DO THIS: Extract every line of the material that holds the string "يستطع".

=======

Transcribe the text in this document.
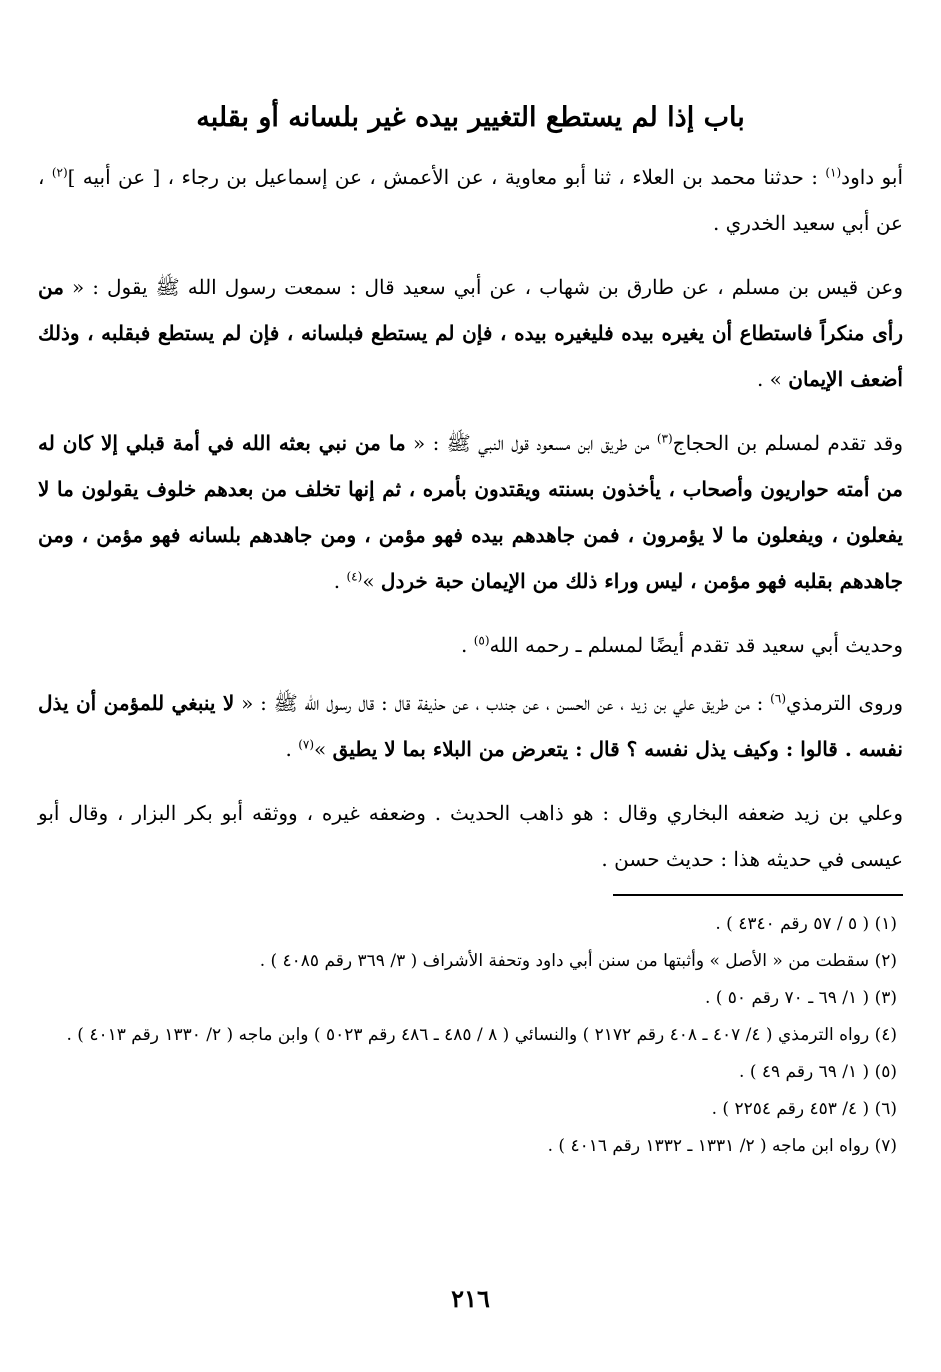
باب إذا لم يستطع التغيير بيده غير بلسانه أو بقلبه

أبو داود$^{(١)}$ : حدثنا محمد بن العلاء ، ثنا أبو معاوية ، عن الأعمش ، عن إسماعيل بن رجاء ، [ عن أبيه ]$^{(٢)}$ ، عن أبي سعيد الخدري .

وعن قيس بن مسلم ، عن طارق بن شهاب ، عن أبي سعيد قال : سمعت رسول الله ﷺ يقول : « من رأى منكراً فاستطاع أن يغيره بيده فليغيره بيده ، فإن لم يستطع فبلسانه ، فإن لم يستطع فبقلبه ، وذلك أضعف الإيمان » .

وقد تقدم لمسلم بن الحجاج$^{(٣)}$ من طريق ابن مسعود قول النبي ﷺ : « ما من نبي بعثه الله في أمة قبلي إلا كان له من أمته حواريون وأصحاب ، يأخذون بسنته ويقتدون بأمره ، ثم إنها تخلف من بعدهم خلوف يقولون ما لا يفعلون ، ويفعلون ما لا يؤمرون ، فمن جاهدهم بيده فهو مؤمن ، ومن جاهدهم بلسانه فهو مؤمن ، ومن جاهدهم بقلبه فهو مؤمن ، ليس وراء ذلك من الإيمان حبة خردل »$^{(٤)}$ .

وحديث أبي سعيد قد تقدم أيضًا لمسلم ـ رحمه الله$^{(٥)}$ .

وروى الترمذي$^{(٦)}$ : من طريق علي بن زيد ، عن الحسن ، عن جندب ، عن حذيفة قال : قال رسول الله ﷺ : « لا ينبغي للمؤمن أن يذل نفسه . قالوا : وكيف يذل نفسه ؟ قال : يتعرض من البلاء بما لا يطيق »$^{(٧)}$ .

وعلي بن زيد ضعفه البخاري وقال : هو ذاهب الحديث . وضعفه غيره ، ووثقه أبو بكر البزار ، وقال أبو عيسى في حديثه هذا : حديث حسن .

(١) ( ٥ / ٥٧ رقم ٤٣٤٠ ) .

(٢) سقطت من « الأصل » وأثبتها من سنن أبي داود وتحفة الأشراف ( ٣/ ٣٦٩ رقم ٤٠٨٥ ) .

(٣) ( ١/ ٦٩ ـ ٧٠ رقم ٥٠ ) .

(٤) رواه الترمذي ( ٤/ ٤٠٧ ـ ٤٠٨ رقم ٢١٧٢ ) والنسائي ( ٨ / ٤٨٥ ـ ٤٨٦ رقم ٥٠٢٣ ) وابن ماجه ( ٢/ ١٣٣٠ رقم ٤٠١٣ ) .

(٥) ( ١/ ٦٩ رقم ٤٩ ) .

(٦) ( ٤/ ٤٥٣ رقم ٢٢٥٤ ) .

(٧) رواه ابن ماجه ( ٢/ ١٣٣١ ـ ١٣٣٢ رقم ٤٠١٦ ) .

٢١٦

=======

RESULT:
باب إذا لم يستطع التغيير بيده غير بلسانه أو بقلبه
وعن قيس بن مسلم ، عن طارق بن شهاب ، عن أبي سعيد قال : سمعت رسول الله ﷺ يقول : « من رأى منكراً فاستطاع أن يغيره بيده فليغيره بيده ، فإن لم يستطع فبلسانه ، فإن لم يستطع فبقلبه ، وذلك أضعف الإيمان » .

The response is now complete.